### WRITTEN REQUEST
Find the lines that hold the word "title" and return them.

■ ■ ■ ■ ■

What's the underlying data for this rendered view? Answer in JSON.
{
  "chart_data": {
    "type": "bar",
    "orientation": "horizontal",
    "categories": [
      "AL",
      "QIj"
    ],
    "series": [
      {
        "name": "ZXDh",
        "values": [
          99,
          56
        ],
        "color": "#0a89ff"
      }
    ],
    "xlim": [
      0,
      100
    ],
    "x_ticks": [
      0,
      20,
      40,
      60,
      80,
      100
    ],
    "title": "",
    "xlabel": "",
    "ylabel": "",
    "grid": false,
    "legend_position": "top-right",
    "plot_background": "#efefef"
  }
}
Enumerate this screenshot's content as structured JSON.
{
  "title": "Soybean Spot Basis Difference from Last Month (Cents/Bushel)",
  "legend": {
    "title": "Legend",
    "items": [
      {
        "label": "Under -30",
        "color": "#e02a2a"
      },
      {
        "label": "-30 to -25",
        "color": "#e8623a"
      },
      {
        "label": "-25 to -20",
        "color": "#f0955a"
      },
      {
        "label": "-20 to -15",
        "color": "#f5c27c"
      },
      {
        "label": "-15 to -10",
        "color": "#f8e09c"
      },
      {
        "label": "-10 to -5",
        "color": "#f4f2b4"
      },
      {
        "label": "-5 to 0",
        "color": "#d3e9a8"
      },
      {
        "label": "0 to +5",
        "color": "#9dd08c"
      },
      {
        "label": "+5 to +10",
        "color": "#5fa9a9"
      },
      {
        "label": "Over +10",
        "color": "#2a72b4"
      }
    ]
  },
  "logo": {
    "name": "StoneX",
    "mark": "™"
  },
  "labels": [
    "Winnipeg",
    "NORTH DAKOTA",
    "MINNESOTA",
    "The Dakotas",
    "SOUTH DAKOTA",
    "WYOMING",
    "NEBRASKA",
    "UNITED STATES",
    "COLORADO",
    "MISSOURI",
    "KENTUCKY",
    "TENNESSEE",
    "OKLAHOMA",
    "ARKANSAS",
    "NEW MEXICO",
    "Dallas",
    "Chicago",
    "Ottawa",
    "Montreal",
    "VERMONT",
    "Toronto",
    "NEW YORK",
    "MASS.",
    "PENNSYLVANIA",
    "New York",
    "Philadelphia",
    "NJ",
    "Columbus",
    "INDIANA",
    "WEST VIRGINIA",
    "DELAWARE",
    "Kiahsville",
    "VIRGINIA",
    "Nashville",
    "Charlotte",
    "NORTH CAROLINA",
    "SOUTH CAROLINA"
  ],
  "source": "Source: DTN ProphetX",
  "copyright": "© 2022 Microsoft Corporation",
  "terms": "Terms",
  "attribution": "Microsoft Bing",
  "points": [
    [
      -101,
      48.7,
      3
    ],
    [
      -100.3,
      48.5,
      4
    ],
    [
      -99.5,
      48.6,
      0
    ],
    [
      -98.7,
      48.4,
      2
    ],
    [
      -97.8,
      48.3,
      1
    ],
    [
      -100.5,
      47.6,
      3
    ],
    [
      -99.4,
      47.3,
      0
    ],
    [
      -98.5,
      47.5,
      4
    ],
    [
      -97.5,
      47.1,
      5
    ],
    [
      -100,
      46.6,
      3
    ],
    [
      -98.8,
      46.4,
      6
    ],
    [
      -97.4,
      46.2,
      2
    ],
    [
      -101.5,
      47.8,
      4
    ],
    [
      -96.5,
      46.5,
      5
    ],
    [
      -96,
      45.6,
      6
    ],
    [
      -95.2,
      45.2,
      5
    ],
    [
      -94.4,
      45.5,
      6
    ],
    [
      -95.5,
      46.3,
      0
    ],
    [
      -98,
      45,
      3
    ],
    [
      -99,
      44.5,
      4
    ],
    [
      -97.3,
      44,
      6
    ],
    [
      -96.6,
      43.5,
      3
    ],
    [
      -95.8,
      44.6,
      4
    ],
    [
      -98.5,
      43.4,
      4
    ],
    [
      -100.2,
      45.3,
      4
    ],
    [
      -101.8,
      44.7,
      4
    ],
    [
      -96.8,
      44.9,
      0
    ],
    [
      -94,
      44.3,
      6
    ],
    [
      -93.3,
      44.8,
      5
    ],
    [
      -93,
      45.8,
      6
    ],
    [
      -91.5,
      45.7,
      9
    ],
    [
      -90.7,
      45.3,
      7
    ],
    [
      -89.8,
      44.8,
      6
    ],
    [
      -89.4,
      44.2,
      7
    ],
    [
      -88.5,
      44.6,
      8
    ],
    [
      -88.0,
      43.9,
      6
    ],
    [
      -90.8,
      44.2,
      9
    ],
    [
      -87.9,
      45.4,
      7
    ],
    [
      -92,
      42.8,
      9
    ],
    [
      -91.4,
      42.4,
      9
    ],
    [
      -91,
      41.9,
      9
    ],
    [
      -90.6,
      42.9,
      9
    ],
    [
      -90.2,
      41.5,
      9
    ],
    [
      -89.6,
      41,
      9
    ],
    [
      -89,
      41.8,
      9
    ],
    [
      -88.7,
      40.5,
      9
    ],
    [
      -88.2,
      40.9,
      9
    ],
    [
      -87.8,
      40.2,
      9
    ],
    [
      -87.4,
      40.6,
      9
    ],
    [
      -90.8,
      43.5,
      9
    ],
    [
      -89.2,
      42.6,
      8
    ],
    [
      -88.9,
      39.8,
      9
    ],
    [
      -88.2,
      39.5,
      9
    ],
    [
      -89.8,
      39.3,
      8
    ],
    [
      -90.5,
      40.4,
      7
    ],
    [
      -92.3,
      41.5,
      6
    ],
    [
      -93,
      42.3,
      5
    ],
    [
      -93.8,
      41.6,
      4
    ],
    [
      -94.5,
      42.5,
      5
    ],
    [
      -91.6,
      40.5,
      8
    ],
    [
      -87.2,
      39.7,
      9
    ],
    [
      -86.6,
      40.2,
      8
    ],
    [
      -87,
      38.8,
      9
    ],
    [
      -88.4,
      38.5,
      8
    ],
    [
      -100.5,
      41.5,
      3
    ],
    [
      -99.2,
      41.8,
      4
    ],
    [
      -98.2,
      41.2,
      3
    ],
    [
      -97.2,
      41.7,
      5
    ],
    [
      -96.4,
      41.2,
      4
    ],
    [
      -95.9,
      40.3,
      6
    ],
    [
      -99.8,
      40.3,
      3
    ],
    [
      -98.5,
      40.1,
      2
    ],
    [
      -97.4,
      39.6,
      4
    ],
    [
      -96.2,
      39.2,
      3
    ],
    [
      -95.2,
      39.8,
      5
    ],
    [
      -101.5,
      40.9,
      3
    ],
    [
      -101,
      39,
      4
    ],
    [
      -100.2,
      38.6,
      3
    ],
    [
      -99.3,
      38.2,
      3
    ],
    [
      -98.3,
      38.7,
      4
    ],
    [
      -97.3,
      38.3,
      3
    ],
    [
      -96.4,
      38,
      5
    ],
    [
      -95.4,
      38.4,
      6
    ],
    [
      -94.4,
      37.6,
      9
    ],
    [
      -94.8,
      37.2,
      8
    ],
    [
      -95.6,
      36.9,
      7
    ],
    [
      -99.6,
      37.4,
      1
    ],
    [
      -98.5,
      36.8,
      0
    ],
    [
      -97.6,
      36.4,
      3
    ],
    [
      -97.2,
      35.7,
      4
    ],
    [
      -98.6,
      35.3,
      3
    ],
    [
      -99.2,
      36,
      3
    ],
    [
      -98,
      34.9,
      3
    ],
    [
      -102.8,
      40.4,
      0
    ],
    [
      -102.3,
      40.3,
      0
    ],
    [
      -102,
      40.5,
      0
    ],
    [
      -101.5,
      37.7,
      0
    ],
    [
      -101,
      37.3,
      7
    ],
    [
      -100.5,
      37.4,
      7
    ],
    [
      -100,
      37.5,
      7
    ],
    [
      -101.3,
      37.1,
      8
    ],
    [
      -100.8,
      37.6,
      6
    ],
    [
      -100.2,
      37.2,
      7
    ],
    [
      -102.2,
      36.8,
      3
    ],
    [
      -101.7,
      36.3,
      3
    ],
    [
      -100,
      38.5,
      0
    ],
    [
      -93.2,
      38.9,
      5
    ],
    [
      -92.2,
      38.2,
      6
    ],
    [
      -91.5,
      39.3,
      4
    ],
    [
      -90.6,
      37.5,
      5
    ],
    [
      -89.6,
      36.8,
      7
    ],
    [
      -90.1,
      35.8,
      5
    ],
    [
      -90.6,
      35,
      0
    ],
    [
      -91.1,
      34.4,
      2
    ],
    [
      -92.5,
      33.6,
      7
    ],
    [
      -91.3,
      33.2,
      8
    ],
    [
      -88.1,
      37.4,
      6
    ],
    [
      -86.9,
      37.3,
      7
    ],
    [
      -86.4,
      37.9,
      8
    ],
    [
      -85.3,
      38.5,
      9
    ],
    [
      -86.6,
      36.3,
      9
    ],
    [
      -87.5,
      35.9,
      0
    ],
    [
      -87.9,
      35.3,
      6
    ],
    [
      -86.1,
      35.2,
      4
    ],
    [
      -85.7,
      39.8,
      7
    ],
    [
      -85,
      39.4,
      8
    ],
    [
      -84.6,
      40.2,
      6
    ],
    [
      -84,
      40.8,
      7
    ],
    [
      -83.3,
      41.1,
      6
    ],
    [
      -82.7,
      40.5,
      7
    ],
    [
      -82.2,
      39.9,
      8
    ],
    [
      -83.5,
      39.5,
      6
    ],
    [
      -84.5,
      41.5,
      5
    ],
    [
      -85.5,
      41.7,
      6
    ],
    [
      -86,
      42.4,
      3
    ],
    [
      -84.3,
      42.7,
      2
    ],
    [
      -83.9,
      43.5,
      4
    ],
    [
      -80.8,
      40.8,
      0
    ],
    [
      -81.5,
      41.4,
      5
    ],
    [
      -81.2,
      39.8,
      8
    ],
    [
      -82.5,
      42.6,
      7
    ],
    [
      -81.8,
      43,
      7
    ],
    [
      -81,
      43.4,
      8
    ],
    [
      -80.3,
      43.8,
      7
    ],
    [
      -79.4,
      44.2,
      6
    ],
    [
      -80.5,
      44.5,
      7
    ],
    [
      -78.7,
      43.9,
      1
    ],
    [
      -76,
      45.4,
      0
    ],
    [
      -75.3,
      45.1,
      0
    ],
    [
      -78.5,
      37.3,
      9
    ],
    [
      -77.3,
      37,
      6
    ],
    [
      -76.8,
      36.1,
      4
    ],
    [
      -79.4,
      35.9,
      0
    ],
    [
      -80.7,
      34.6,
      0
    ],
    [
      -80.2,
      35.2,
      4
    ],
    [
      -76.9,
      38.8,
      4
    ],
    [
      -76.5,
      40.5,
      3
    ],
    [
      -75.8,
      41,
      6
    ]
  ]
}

■ ■ ■ ■ ■

### THE REPLY
    "title": "",
  "title": "Soybean Spot Basis Difference from Last Month (Cents/Bushel)",
    "title": "Legend",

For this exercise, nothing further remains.